--- start of Data listing ---

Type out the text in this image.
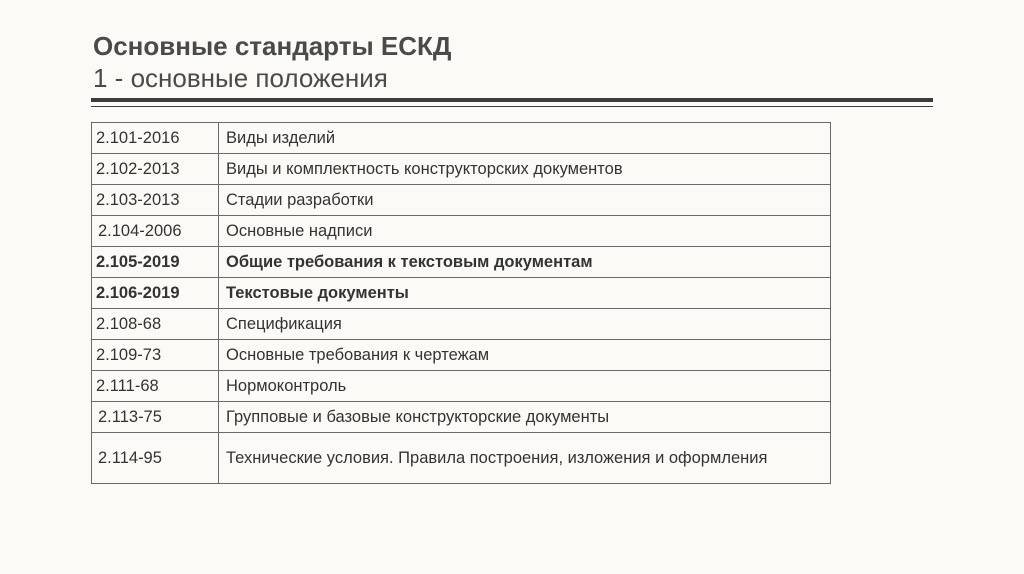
Основные стандарты ЕСКД
1 - основные положения
2.101-2016	Виды изделий
2.102-2013	Виды и комплектность конструкторских документов
2.103-2013	Стадии разработки
2.104-2006	Основные надписи
2.105-2019	Общие требования к текстовым документам
2.106-2019	Текстовые документы
2.108-68	Спецификация
2.109-73	Основные требования к чертежам
2.111-68	Нормоконтроль
2.113-75	Групповые и базовые конструкторские документы
2.114-95	Технические условия. Правила построения, изложения и оформления
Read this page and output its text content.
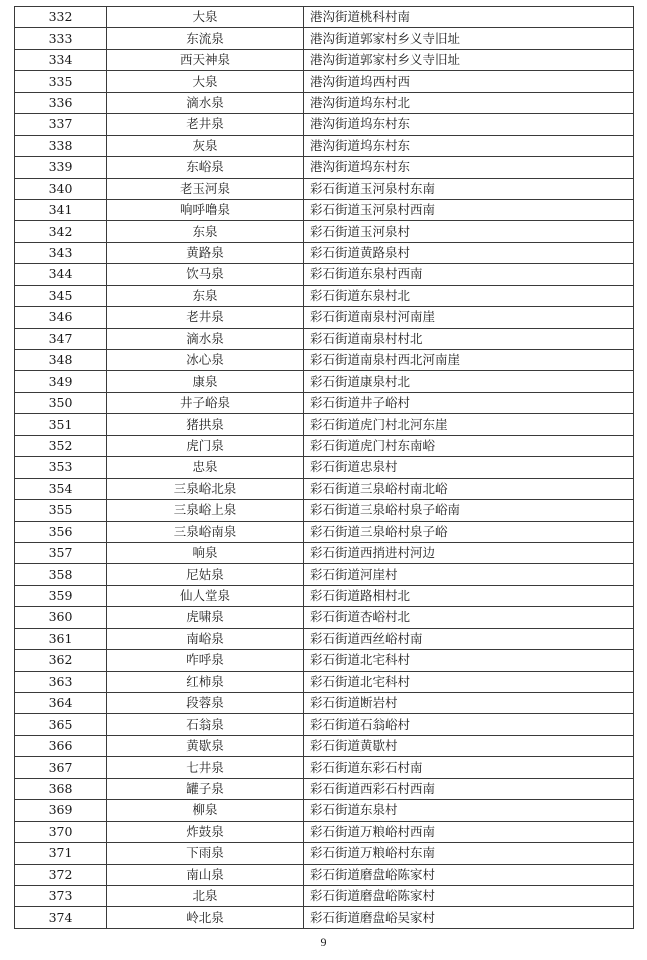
332	大泉	港沟街道桃科村南
333	东流泉	港沟街道郭家村乡义寺旧址
334	西天神泉	港沟街道郭家村乡义寺旧址
335	大泉	港沟街道坞西村西
336	滴水泉	港沟街道坞东村北
337	老井泉	港沟街道坞东村东
338	灰泉	港沟街道坞东村东
339	东峪泉	港沟街道坞东村东
340	老玉河泉	彩石街道玉河泉村东南
341	响呼噜泉	彩石街道玉河泉村西南
342	东泉	彩石街道玉河泉村
343	黄路泉	彩石街道黄路泉村
344	饮马泉	彩石街道东泉村西南
345	东泉	彩石街道东泉村北
346	老井泉	彩石街道南泉村河南崖
347	滴水泉	彩石街道南泉村村北
348	冰心泉	彩石街道南泉村西北河南崖
349	康泉	彩石街道康泉村北
350	井子峪泉	彩石街道井子峪村
351	猪拱泉	彩石街道虎门村北河东崖
352	虎门泉	彩石街道虎门村东南峪
353	忠泉	彩石街道忠泉村
354	三泉峪北泉	彩石街道三泉峪村南北峪
355	三泉峪上泉	彩石街道三泉峪村泉子峪南
356	三泉峪南泉	彩石街道三泉峪村泉子峪
357	响泉	彩石街道西捎进村河边
358	尼姑泉	彩石街道河崖村
359	仙人堂泉	彩石街道路相村北
360	虎啸泉	彩石街道杏峪村北
361	南峪泉	彩石街道西丝峪村南
362	咋呼泉	彩石街道北宅科村
363	红柿泉	彩石街道北宅科村
364	段蓉泉	彩石街道断岩村
365	石翁泉	彩石街道石翁峪村
366	黄歇泉	彩石街道黄歇村
367	七井泉	彩石街道东彩石村南
368	罐子泉	彩石街道西彩石村西南
369	柳泉	彩石街道东泉村
370	炸鼓泉	彩石街道万粮峪村西南
371	下雨泉	彩石街道万粮峪村东南
372	南山泉	彩石街道磨盘峪陈家村
373	北泉	彩石街道磨盘峪陈家村
374	岭北泉	彩石街道磨盘峪吴家村
9
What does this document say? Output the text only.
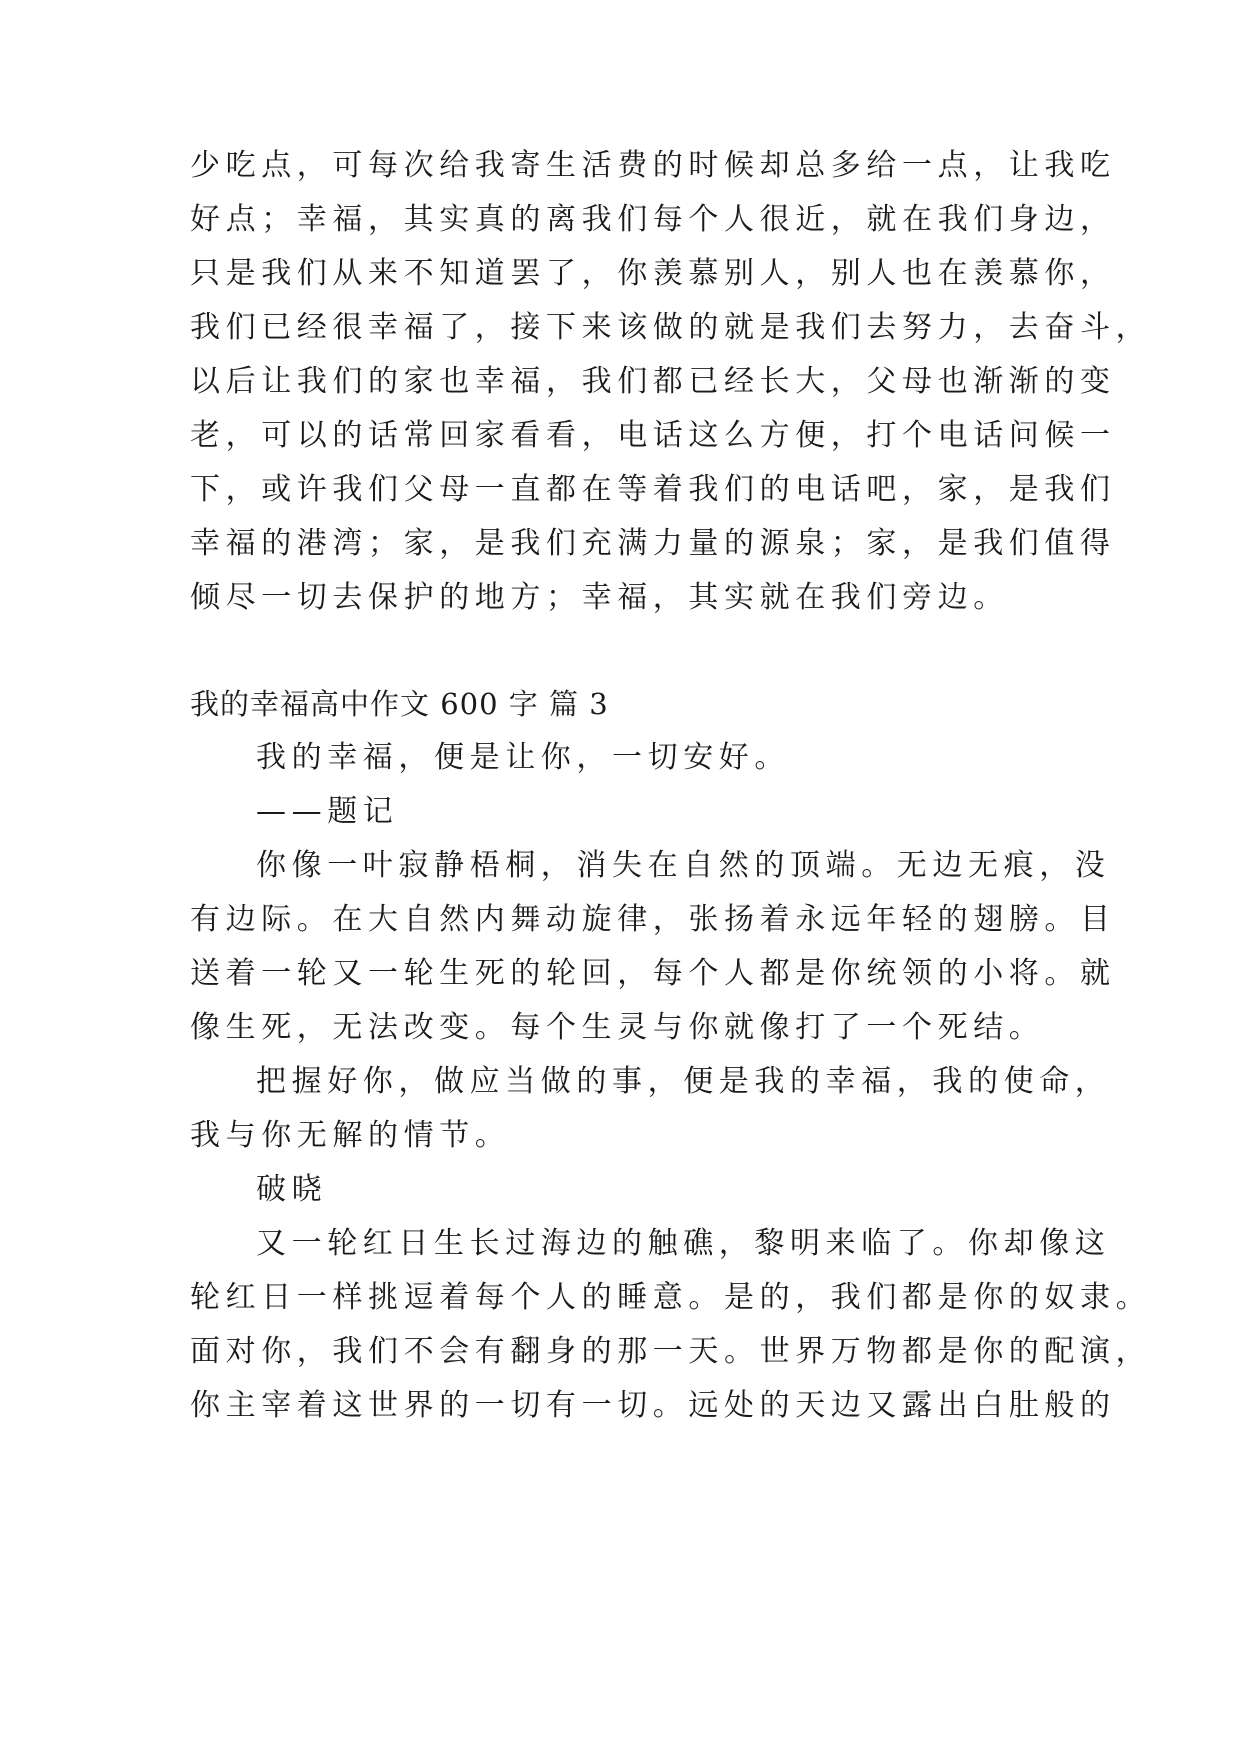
少吃点，可每次给我寄生活费的时候却总多给一点，让我吃
好点；幸福，其实真的离我们每个人很近，就在我们身边，
只是我们从来不知道罢了，你羡慕别人，别人也在羡慕你，
我们已经很幸福了，接下来该做的就是我们去努力，去奋斗，
以后让我们的家也幸福，我们都已经长大，父母也渐渐的变
老，可以的话常回家看看，电话这么方便，打个电话问候一
下，或许我们父母一直都在等着我们的电话吧，家，是我们
幸福的港湾；家，是我们充满力量的源泉；家，是我们值得
倾尽一切去保护的地方；幸福，其实就在我们旁边。
我的幸福高中作文 600 字 篇 3
我的幸福，便是让你，一切安好。
——题记
你像一叶寂静梧桐，消失在自然的顶端。无边无痕，没
有边际。在大自然内舞动旋律，张扬着永远年轻的翅膀。目
送着一轮又一轮生死的轮回，每个人都是你统领的小将。就
像生死，无法改变。每个生灵与你就像打了一个死结。
把握好你，做应当做的事，便是我的幸福，我的使命，
我与你无解的情节。
破晓
又一轮红日生长过海边的触礁，黎明来临了。你却像这
轮红日一样挑逗着每个人的睡意。是的，我们都是你的奴隶。
面对你，我们不会有翻身的那一天。世界万物都是你的配演，
你主宰着这世界的一切有一切。远处的天边又露出白肚般的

--- end of Data listing ---

=== What you need to do ===
Copy out exactly the lines between the line that contains "Read this page and output its text content." and the last line of the records, both ends included; leave out every picture.

=== Written answer ===
Read this page and output its text content.
332	大泉	港沟街道桃科村南
333	东流泉	港沟街道郭家村乡义寺旧址
334	西天神泉	港沟街道郭家村乡义寺旧址
335	大泉	港沟街道坞西村西
336	滴水泉	港沟街道坞东村北
337	老井泉	港沟街道坞东村东
338	灰泉	港沟街道坞东村东
339	东峪泉	港沟街道坞东村东
340	老玉河泉	彩石街道玉河泉村东南
341	响呼噜泉	彩石街道玉河泉村西南
342	东泉	彩石街道玉河泉村
343	黄路泉	彩石街道黄路泉村
344	饮马泉	彩石街道东泉村西南
345	东泉	彩石街道东泉村北
346	老井泉	彩石街道南泉村河南崖
347	滴水泉	彩石街道南泉村村北
348	冰心泉	彩石街道南泉村西北河南崖
349	康泉	彩石街道康泉村北
350	井子峪泉	彩石街道井子峪村
351	猪拱泉	彩石街道虎门村北河东崖
352	虎门泉	彩石街道虎门村东南峪
353	忠泉	彩石街道忠泉村
354	三泉峪北泉	彩石街道三泉峪村南北峪
355	三泉峪上泉	彩石街道三泉峪村泉子峪南
356	三泉峪南泉	彩石街道三泉峪村泉子峪
357	响泉	彩石街道西捎进村河边
358	尼姑泉	彩石街道河崖村
359	仙人堂泉	彩石街道路相村北
360	虎啸泉	彩石街道杏峪村北
361	南峪泉	彩石街道西丝峪村南
362	咋呼泉	彩石街道北宅科村
363	红柿泉	彩石街道北宅科村
364	段蓉泉	彩石街道断岩村
365	石翁泉	彩石街道石翁峪村
366	黄歇泉	彩石街道黄歇村
367	七井泉	彩石街道东彩石村南
368	罐子泉	彩石街道西彩石村西南
369	柳泉	彩石街道东泉村
370	炸鼓泉	彩石街道万粮峪村西南
371	下雨泉	彩石街道万粮峪村东南
372	南山泉	彩石街道磨盘峪陈家村
373	北泉	彩石街道磨盘峪陈家村
374	岭北泉	彩石街道磨盘峪吴家村
9
What does this document say? Output the text only.
少吃点，可每次给我寄生活费的时候却总多给一点，让我吃
好点；幸福，其实真的离我们每个人很近，就在我们身边，
只是我们从来不知道罢了，你羡慕别人，别人也在羡慕你，
我们已经很幸福了，接下来该做的就是我们去努力，去奋斗，
以后让我们的家也幸福，我们都已经长大，父母也渐渐的变
老，可以的话常回家看看，电话这么方便，打个电话问候一
下，或许我们父母一直都在等着我们的电话吧，家，是我们
幸福的港湾；家，是我们充满力量的源泉；家，是我们值得
倾尽一切去保护的地方；幸福，其实就在我们旁边。
我的幸福高中作文 600 字 篇 3
我的幸福，便是让你，一切安好。
——题记
你像一叶寂静梧桐，消失在自然的顶端。无边无痕，没
有边际。在大自然内舞动旋律，张扬着永远年轻的翅膀。目
送着一轮又一轮生死的轮回，每个人都是你统领的小将。就
像生死，无法改变。每个生灵与你就像打了一个死结。
把握好你，做应当做的事，便是我的幸福，我的使命，
我与你无解的情节。
破晓
又一轮红日生长过海边的触礁，黎明来临了。你却像这
轮红日一样挑逗着每个人的睡意。是的，我们都是你的奴隶。
面对你，我们不会有翻身的那一天。世界万物都是你的配演，
你主宰着这世界的一切有一切。远处的天边又露出白肚般的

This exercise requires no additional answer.